_STORED ROWS_.
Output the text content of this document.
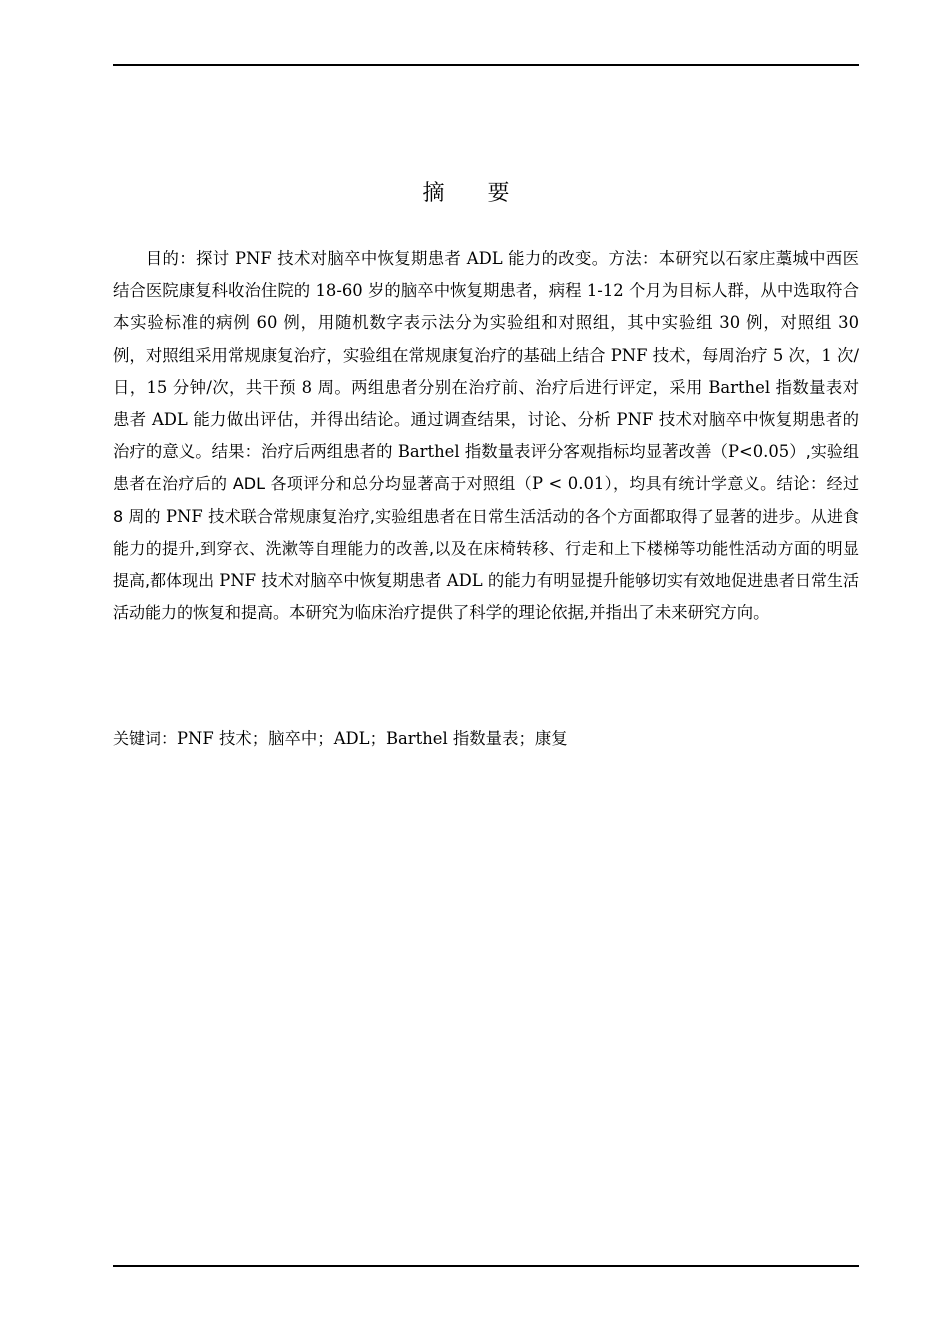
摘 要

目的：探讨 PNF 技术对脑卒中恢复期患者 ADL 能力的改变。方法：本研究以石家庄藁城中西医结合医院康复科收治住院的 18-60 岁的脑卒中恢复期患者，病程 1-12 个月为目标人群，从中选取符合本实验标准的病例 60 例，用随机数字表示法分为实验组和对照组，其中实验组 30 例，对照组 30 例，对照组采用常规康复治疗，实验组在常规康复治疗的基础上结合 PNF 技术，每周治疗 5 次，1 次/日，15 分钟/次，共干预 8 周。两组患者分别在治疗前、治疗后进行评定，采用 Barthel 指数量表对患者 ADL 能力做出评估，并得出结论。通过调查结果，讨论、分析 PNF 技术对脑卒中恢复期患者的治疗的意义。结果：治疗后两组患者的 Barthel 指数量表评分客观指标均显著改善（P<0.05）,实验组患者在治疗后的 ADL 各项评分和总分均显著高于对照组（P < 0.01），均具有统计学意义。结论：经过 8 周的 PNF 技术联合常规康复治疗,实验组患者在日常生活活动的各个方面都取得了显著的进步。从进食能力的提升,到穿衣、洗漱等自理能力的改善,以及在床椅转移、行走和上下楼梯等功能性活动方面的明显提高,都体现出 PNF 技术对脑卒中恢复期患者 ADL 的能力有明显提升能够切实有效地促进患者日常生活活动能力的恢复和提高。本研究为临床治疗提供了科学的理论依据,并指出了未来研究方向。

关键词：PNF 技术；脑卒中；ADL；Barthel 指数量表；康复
...
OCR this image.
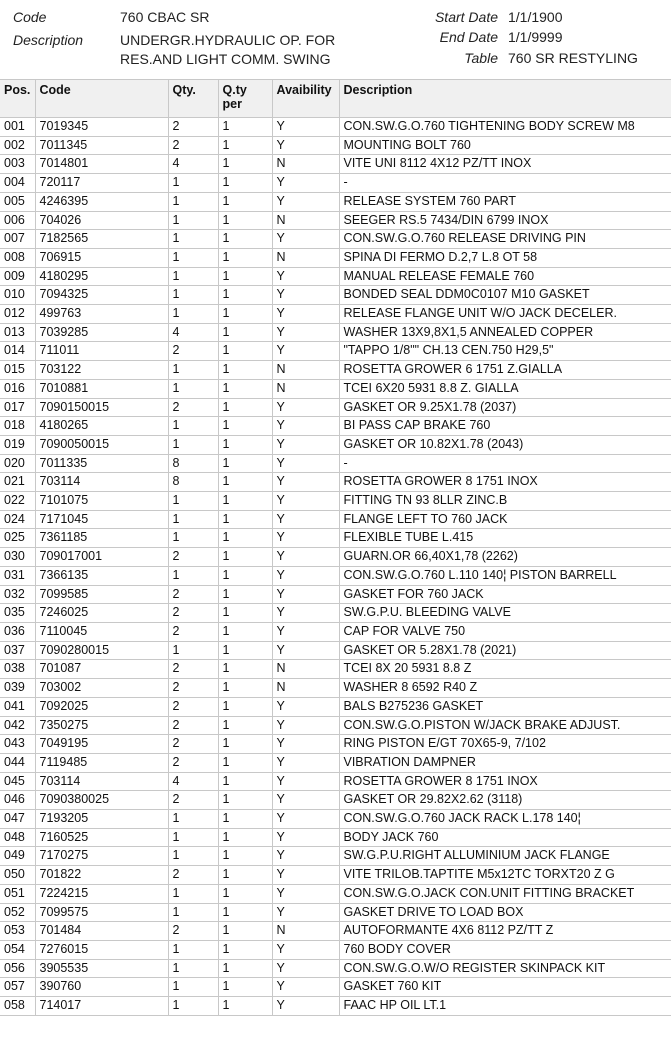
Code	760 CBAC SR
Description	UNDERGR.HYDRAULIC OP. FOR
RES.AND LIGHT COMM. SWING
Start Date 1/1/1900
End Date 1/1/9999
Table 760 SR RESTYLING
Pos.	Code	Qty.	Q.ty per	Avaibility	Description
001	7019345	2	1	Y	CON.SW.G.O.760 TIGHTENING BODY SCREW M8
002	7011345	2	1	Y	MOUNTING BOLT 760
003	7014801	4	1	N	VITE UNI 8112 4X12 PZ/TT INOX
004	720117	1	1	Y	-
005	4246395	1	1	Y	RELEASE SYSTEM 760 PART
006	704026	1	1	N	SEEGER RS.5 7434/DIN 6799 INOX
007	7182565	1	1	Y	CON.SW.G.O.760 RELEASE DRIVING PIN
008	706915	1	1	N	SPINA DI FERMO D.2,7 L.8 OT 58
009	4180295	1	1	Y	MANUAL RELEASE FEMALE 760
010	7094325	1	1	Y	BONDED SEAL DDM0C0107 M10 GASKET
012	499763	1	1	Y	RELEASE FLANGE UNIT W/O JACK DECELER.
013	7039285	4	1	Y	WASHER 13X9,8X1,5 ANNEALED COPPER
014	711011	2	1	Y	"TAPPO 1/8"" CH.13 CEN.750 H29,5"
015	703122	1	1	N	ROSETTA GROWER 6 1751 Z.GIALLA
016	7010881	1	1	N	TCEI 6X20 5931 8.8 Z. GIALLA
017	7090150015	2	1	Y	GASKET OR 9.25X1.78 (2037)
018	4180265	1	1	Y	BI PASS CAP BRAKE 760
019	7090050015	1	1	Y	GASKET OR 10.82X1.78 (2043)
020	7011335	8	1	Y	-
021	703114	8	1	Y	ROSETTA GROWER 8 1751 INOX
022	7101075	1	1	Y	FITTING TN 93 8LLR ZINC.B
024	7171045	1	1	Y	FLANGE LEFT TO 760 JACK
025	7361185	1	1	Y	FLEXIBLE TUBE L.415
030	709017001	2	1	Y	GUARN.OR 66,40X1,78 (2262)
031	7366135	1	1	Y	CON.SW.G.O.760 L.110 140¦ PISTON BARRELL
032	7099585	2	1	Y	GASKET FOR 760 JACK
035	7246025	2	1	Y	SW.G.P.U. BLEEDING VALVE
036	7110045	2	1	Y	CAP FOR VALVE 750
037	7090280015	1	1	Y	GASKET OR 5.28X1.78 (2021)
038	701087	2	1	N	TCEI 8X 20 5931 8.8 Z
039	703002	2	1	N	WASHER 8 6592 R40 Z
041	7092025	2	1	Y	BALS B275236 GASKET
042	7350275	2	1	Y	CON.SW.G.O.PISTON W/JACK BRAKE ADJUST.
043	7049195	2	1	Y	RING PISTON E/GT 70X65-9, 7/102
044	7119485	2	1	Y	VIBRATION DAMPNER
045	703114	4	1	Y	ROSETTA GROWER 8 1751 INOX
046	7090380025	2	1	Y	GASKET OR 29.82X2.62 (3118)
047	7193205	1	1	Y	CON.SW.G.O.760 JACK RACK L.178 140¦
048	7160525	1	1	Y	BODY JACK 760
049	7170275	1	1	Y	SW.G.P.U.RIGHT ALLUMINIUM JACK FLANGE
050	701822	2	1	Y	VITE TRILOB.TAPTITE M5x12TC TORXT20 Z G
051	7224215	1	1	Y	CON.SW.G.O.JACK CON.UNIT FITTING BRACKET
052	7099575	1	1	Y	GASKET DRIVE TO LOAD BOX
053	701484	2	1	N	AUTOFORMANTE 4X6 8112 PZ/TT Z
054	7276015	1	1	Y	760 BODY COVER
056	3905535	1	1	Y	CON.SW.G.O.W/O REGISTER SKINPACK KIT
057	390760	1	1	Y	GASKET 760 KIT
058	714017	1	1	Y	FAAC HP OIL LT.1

_WHAT IS EXPECTED_. Select from the material above each line in which the string "TCEI" appears, and list those lines.

_RESPONSE TO THE TASK_.
016	7010881	1	1	N	TCEI 6X20 5931 8.8 Z. GIALLA
038	701087	2	1	N	TCEI 8X 20 5931 8.8 Z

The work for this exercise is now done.